## START

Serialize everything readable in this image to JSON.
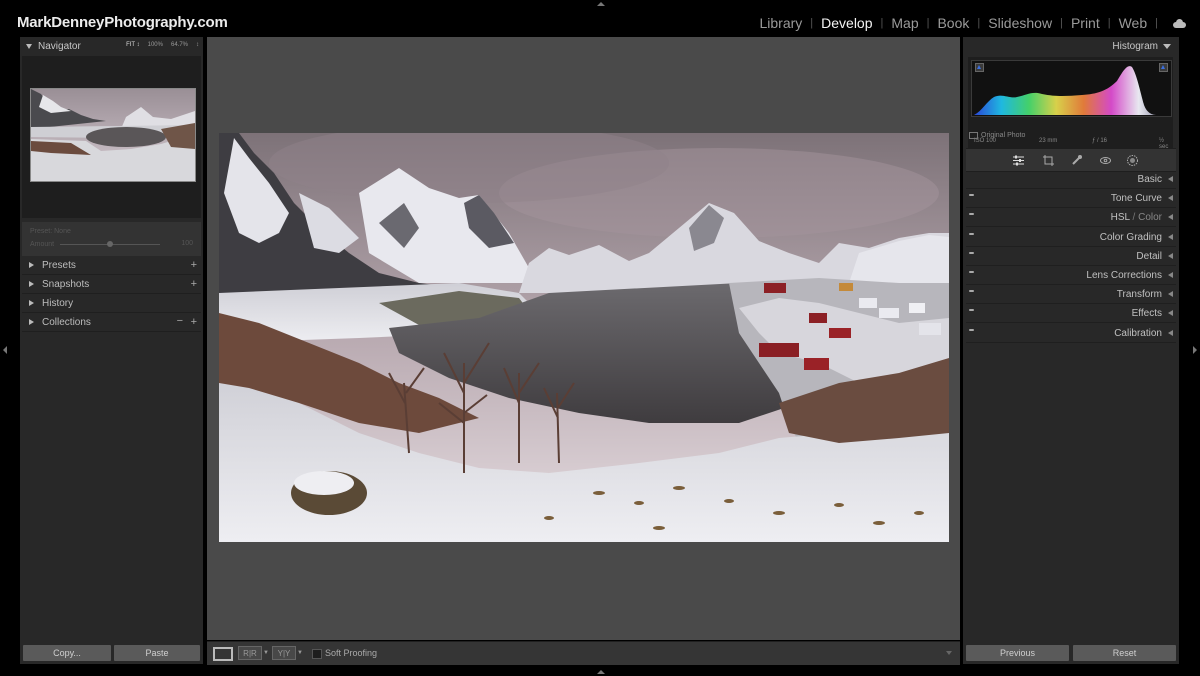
{
  "brand": "MarkDenneyPhotography.com",
  "modules": [
    {
      "label": "Library",
      "active": false
    },
    {
      "label": "Develop",
      "active": true
    },
    {
      "label": "Map",
      "active": false
    },
    {
      "label": "Book",
      "active": false
    },
    {
      "label": "Slideshow",
      "active": false
    },
    {
      "label": "Print",
      "active": false
    },
    {
      "label": "Web",
      "active": false
    }
  ],
  "navigator": {
    "title": "Navigator",
    "zoom_options": [
      "FIT ↕",
      "100%",
      "64.7%",
      "↕"
    ]
  },
  "preset_amount": {
    "label": "Preset: None",
    "amount_label": "Amount",
    "value": "100"
  },
  "left_sections": [
    {
      "label": "Presets",
      "plus": "+"
    },
    {
      "label": "Snapshots",
      "plus": "+"
    },
    {
      "label": "History",
      "clear": "x"
    },
    {
      "label": "Collections",
      "minus": "−",
      "plus": "+"
    }
  ],
  "left_buttons": {
    "copy": "Copy...",
    "paste": "Paste"
  },
  "toolbar": {
    "soft_proofing": "Soft Proofing"
  },
  "histogram": {
    "title": "Histogram",
    "iso": "ISO 100",
    "focal": "23 mm",
    "aperture": "ƒ / 16",
    "shutter": "½ sec",
    "original_photo": "Original Photo"
  },
  "right_sections": [
    {
      "label": "Basic"
    },
    {
      "label": "Tone Curve"
    },
    {
      "label": "HSL",
      "label2": "Color"
    },
    {
      "label": "Color Grading"
    },
    {
      "label": "Detail"
    },
    {
      "label": "Lens Corrections"
    },
    {
      "label": "Transform"
    },
    {
      "label": "Effects"
    },
    {
      "label": "Calibration"
    }
  ],
  "right_buttons": {
    "previous": "Previous",
    "reset": "Reset"
  },
  "colors": {
    "accent": "#3b6fe0",
    "panel": "#282828",
    "workspace": "#4a4a4a"
  }
}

## END

#### [Your task]
Restate the whole listing above exactly, except for its images.

#### [Exercise solution]
Serialize everything readable in this image to JSON.
{
  "brand": "MarkDenneyPhotography.com",
  "modules": [
    {
      "label": "Library",
      "active": false
    },
    {
      "label": "Develop",
      "active": true
    },
    {
      "label": "Map",
      "active": false
    },
    {
      "label": "Book",
      "active": false
    },
    {
      "label": "Slideshow",
      "active": false
    },
    {
      "label": "Print",
      "active": false
    },
    {
      "label": "Web",
      "active": false
    }
  ],
  "navigator": {
    "title": "Navigator",
    "zoom_options": [
      "FIT ↕",
      "100%",
      "64.7%",
      "↕"
    ]
  },
  "preset_amount": {
    "label": "Preset: None",
    "amount_label": "Amount",
    "value": "100"
  },
  "left_sections": [
    {
      "label": "Presets",
      "plus": "+"
    },
    {
      "label": "Snapshots",
      "plus": "+"
    },
    {
      "label": "History",
      "clear": "x"
    },
    {
      "label": "Collections",
      "minus": "−",
      "plus": "+"
    }
  ],
  "left_buttons": {
    "copy": "Copy...",
    "paste": "Paste"
  },
  "toolbar": {
    "soft_proofing": "Soft Proofing"
  },
  "histogram": {
    "title": "Histogram",
    "iso": "ISO 100",
    "focal": "23 mm",
    "aperture": "ƒ / 16",
    "shutter": "½ sec",
    "original_photo": "Original Photo"
  },
  "right_sections": [
    {
      "label": "Basic"
    },
    {
      "label": "Tone Curve"
    },
    {
      "label": "HSL",
      "label2": "Color"
    },
    {
      "label": "Color Grading"
    },
    {
      "label": "Detail"
    },
    {
      "label": "Lens Corrections"
    },
    {
      "label": "Transform"
    },
    {
      "label": "Effects"
    },
    {
      "label": "Calibration"
    }
  ],
  "right_buttons": {
    "previous": "Previous",
    "reset": "Reset"
  },
  "colors": {
    "accent": "#3b6fe0",
    "panel": "#282828",
    "workspace": "#4a4a4a"
  }
}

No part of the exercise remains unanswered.